Challenge:
Select each line where the word "Effective" appears.

Data supplied:
○ ○ ○ ○
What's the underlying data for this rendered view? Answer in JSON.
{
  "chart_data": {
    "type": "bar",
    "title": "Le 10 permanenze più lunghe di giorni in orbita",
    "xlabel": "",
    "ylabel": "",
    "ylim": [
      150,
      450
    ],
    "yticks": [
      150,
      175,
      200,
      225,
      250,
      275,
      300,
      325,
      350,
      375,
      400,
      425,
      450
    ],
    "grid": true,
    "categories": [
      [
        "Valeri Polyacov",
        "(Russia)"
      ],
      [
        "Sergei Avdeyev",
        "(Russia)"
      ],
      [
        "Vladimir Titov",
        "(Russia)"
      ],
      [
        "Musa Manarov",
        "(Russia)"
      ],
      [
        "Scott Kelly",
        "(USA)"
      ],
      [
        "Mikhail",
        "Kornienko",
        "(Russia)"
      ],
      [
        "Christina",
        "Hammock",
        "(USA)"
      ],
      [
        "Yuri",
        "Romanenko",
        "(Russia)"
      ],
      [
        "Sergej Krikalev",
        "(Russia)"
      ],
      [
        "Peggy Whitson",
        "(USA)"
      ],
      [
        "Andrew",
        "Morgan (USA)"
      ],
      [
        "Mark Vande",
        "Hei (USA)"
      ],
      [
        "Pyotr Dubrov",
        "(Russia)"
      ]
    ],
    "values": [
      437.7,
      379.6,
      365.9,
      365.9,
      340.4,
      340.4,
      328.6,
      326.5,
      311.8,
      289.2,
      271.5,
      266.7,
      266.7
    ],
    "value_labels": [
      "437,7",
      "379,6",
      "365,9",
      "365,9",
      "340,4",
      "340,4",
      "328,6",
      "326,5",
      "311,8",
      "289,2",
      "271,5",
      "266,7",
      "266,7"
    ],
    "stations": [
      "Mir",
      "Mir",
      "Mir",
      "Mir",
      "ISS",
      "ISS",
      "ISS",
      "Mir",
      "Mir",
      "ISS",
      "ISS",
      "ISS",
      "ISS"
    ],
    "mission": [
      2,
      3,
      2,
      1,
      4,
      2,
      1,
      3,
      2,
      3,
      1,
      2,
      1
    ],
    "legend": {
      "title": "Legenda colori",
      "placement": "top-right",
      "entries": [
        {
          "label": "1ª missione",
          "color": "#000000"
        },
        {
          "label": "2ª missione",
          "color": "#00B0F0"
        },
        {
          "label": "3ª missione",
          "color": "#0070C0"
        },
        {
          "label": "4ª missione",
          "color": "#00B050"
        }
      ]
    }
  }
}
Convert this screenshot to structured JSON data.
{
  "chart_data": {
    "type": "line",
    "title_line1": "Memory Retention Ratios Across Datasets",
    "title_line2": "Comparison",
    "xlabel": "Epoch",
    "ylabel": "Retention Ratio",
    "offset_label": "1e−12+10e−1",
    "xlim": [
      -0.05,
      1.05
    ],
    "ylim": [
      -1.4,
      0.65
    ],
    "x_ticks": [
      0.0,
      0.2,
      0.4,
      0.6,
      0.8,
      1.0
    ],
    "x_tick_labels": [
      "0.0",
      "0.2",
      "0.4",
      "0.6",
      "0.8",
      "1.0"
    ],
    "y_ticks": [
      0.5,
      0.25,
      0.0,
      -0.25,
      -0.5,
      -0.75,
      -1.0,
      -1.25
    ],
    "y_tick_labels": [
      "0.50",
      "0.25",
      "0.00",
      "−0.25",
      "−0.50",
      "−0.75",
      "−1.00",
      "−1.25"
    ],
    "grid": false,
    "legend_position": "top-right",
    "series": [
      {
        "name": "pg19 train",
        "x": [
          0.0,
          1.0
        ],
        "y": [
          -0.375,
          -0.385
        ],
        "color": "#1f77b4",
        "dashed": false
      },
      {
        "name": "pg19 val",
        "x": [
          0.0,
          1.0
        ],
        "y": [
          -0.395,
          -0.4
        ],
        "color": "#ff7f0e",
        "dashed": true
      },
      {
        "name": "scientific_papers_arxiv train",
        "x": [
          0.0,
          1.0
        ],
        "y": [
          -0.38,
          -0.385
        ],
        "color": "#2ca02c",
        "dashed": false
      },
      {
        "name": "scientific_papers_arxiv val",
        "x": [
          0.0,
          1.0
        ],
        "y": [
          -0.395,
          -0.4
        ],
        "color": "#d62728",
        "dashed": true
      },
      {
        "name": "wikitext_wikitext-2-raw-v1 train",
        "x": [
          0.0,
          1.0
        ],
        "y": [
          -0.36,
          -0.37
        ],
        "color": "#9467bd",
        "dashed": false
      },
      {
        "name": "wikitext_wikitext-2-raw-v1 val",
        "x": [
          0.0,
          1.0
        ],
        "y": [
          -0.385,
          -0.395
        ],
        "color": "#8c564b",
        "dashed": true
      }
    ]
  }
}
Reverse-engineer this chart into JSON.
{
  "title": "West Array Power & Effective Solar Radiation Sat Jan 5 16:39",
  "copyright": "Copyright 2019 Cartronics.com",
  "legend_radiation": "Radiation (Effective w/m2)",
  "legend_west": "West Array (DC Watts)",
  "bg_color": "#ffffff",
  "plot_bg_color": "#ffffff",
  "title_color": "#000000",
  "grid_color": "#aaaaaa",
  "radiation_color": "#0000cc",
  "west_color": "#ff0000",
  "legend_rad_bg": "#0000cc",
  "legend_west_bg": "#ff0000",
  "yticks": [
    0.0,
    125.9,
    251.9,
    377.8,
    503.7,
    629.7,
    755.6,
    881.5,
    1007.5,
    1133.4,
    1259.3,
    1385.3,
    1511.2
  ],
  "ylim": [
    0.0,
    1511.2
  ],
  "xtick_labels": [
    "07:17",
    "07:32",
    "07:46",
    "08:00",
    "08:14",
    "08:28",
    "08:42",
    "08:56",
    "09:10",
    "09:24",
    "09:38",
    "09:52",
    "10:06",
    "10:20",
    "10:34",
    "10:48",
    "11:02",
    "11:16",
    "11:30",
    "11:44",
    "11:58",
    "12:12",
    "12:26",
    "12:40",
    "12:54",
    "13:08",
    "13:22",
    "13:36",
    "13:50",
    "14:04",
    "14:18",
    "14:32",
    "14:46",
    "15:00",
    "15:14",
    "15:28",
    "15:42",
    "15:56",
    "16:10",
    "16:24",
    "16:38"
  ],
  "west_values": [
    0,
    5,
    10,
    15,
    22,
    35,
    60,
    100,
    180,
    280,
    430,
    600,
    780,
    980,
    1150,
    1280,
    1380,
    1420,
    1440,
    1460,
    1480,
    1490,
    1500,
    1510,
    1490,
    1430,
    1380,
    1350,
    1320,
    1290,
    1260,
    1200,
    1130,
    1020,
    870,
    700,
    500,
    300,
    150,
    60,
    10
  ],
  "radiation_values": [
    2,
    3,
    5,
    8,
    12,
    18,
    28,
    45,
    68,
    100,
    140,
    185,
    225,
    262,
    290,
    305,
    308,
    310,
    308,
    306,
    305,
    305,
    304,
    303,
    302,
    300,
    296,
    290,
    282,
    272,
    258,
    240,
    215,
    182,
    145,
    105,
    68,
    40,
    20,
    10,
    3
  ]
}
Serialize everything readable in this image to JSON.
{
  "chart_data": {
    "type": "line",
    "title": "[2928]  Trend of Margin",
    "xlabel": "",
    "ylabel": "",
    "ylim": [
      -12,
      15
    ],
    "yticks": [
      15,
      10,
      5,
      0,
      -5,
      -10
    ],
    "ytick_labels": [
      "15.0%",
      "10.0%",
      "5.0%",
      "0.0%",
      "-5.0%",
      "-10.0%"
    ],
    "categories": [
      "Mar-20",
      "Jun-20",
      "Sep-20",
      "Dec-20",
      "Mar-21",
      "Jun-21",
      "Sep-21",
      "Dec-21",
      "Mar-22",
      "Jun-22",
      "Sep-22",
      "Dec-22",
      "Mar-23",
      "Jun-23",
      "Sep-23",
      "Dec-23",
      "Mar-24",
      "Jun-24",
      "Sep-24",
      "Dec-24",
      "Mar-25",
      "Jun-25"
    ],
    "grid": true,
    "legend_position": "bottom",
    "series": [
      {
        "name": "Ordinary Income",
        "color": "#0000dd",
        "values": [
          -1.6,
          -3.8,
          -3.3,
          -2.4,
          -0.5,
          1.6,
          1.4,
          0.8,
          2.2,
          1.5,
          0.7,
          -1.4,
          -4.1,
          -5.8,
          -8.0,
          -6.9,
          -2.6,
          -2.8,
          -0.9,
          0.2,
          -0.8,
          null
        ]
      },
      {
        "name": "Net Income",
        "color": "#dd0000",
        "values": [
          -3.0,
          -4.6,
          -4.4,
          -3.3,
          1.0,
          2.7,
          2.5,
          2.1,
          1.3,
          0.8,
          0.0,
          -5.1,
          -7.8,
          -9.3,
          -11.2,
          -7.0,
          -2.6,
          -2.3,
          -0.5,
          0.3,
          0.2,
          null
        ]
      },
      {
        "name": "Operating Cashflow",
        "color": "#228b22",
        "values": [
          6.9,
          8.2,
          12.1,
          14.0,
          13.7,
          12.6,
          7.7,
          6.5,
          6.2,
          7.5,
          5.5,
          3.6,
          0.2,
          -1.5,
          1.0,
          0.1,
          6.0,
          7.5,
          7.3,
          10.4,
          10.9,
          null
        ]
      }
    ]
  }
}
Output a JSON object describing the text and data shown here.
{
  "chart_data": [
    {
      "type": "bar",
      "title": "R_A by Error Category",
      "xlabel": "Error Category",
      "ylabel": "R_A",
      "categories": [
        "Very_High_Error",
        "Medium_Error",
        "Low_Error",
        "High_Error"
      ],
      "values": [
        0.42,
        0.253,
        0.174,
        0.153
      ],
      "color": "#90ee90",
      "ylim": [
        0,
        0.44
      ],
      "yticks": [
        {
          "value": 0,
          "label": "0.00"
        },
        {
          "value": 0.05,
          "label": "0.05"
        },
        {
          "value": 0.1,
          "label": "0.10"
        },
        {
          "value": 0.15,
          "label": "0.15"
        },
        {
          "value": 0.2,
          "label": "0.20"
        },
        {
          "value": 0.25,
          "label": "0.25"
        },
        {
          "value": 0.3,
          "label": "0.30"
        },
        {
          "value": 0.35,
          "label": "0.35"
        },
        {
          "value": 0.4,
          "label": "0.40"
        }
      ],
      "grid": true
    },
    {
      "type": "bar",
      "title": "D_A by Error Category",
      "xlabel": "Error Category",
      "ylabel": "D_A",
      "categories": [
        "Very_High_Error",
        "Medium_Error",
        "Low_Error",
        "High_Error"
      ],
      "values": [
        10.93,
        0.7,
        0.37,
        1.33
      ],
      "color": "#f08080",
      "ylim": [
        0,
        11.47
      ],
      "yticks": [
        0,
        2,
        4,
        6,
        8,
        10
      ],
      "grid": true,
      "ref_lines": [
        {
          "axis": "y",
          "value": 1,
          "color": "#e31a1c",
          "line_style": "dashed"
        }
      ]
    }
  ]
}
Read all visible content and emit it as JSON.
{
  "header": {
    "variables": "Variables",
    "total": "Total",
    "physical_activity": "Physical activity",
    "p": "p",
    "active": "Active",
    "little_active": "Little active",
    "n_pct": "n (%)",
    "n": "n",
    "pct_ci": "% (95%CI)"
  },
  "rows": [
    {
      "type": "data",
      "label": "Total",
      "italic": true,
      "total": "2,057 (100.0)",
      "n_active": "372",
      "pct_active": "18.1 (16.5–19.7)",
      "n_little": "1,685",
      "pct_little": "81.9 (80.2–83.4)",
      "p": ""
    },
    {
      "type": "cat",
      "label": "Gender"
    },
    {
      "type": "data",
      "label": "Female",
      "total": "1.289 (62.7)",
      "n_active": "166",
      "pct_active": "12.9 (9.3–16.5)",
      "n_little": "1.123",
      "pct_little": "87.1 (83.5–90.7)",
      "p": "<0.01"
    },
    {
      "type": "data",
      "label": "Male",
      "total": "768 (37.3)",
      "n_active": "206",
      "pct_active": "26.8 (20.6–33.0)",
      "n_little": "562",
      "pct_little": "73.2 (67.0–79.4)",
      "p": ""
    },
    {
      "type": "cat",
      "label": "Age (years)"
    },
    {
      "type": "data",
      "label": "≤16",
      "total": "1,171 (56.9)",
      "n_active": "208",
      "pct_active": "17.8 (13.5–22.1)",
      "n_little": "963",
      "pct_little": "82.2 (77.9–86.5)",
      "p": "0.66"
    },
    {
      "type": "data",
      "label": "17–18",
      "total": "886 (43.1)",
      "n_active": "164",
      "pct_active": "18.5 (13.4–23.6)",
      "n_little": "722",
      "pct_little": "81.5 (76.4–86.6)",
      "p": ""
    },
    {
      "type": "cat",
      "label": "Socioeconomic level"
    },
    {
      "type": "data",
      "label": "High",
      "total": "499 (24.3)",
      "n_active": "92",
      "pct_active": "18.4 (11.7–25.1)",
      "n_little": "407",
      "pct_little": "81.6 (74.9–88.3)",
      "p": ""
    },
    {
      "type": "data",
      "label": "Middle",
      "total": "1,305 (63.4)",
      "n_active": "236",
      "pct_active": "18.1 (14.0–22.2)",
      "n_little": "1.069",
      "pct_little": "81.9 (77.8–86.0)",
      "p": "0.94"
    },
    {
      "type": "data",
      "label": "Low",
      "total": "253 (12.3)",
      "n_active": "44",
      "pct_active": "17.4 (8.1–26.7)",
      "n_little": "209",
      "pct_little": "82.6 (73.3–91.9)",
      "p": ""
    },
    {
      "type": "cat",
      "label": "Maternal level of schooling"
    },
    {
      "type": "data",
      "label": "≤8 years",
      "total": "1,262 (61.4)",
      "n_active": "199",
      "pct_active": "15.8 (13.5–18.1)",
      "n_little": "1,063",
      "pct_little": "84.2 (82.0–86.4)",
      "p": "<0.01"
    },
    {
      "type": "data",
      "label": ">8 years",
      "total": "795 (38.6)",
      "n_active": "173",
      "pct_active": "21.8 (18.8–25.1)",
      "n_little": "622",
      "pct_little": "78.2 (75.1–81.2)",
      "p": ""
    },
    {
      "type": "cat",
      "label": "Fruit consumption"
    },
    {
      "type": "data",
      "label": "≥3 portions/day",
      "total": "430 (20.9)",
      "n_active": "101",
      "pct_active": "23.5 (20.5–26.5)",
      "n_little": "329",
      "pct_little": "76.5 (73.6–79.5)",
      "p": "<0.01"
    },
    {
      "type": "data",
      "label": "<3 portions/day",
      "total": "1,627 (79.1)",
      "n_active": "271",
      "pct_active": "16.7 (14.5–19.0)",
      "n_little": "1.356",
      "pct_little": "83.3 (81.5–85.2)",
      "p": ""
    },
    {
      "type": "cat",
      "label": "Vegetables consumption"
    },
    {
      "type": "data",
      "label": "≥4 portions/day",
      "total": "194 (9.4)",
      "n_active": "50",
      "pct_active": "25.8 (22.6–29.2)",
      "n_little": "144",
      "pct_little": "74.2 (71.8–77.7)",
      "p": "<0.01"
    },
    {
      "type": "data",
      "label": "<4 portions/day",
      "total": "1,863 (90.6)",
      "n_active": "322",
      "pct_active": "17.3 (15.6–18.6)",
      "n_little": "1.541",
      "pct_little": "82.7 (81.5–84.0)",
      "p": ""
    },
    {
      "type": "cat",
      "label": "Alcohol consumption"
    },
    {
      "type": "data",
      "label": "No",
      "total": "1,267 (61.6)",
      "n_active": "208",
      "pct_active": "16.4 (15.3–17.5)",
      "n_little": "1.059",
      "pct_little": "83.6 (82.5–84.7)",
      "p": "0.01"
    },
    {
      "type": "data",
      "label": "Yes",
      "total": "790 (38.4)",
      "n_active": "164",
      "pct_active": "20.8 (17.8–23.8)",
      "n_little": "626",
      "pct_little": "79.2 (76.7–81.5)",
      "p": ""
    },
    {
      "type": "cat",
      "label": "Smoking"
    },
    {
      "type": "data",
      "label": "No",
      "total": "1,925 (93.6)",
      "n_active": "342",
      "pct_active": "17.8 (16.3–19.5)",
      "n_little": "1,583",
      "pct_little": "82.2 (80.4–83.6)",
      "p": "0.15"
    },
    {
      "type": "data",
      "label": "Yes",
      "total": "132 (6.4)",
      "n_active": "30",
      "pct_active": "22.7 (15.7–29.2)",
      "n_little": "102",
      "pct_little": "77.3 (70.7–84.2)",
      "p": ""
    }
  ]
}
○ ○ ○ ○
Finished answer:
  "title": "West Array Power & Effective Solar Radiation Sat Jan 5 16:39",
  "legend_radiation": "Radiation (Effective w/m2)",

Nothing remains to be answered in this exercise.